Excerpted text:

========================================

The call, which is the first from the Biden administration to Sudan, came on the same day Khartoum announced a new Cabinet, with Mr Hamdok remaining as Prime Minister.

Mr Blinken “emphasised continued US support for the civilian-led transitional government [and] applauded Sudan’s efforts to deliver peace, justice and freedom for the Sudanese people,” the US State Department said.

“They also discussed ways to promote economic reform and development, while also implementing recent peace agreements and addressing the root causes of violence in Darfur.”

Sudan is the fifth Arab country Mr Blinken has called since being sworn in, after Jordan, Iraq, UAE and Saudi Arabia.

Last month, a senior military delegation from US Africa Command concluded a two-day visit to Sudan, during which officials discussed deepening naval, counter-terrorism and defence co-operation between Washington and Khartoum.

The visit, which was the first for a senior US delegation since Sudan was removed from the list of state sponsors of terrorism.

It was led by Andrew Young, the Africa Command's deputy for civil-military engagement, and its director for intelligence and navy, Rear Admiral Heidi Berg.

Sudan's relations with the US were marred by hostility and sanctions until long-time dictator Omar Al Bashir's removal from power in April 2019.

In 1993, the US added Sudan to the state sponsors of terrorism list, then imposed a trade embargo and crippling sanctions to punish Khartoum for its ties to extremist organisations and Iran, and its role in Darfur.

After Al Bashir's downfall, the Trump administration took major strides towards normalising relations, granting Khartoum partial immunity from further lawsuits after a payout of $335 million for US victims of Al Qaeda attacks that the regime supported.

Sudan also agreed to normalise relations with Israel last year, adding to its improved ties with Washington.

The Biden administration appears so far to be continuing the gradual improvement in relations pursued by the Obama and Trump administrations.

========================================

Exercise requirements:
[A] Print the excerpt on US-Sudan relations from "Last month, a" to "role in Darfur.".
[B] Answer these questions using the excerpt on US-Sudan relations.
(i) Which Arab countries had Mr Blinken called before Sudan since being sworn in?
(ii) In what year did the US add Sudan to the state sponsors of terrorism list?
(iii) How large was the payout for US victims of Al Qaeda attacks?

Information provided:
========================================

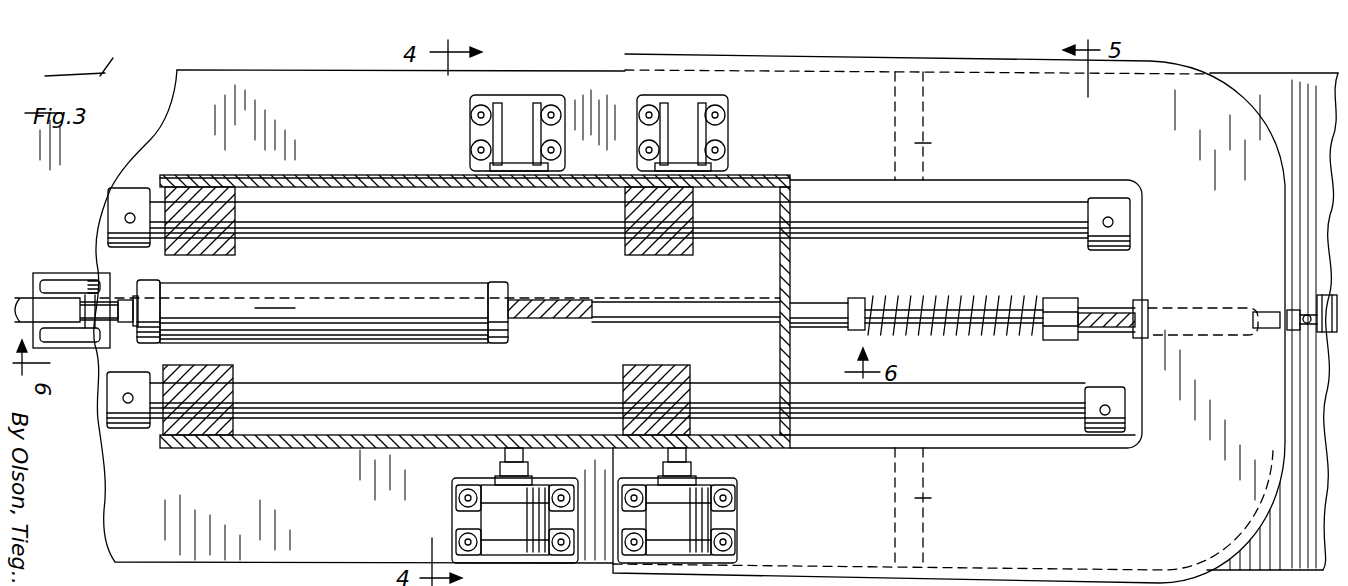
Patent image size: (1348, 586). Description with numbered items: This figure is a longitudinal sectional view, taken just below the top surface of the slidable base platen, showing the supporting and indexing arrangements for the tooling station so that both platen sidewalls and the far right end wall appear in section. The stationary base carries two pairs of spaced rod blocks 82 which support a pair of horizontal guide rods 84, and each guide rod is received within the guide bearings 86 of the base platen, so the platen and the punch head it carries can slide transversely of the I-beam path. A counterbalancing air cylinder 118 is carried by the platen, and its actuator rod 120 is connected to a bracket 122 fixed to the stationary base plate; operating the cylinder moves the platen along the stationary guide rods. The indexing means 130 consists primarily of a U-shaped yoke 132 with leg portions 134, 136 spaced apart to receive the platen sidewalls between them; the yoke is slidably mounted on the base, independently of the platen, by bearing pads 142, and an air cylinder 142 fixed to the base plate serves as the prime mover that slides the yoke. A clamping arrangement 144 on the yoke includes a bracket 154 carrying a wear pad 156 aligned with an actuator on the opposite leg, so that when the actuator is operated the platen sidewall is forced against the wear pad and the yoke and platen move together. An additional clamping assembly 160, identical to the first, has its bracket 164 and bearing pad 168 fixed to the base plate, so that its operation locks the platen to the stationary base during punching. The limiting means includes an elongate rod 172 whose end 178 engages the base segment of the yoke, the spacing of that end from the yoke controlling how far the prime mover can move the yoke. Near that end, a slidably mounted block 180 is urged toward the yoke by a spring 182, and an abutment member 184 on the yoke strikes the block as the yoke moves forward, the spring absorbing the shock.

========================================

Solutions to the exercise:
[A]
Last month, a senior military delegation from US Africa Command concluded a two-day visit to Sudan, during which officials discussed deepening naval, counter-terrorism and defence co-operation between Washington and Khartoum.

The visit, which was the first for a senior US delegation since Sudan was removed from the list of state sponsors of terrorism.

It was led by Andrew Young, the Africa Command's deputy for civil-military engagement, and its director for intelligence and navy, Rear Admiral Heidi Berg.

Sudan's relations with the US were marred by hostility and sanctions until long-time dictator Omar Al Bashir's removal from power in April 2019.

In 1993, the US added Sudan to the state sponsors of terrorism list, then imposed a trade embargo and crippling sanctions to punish Khartoum for its ties to extremist organisations and Iran, and its role in Darfur.

[B]
(i) Jordan, Iraq, UAE and Saudi Arabia
(ii) 1993
(iii) $335 million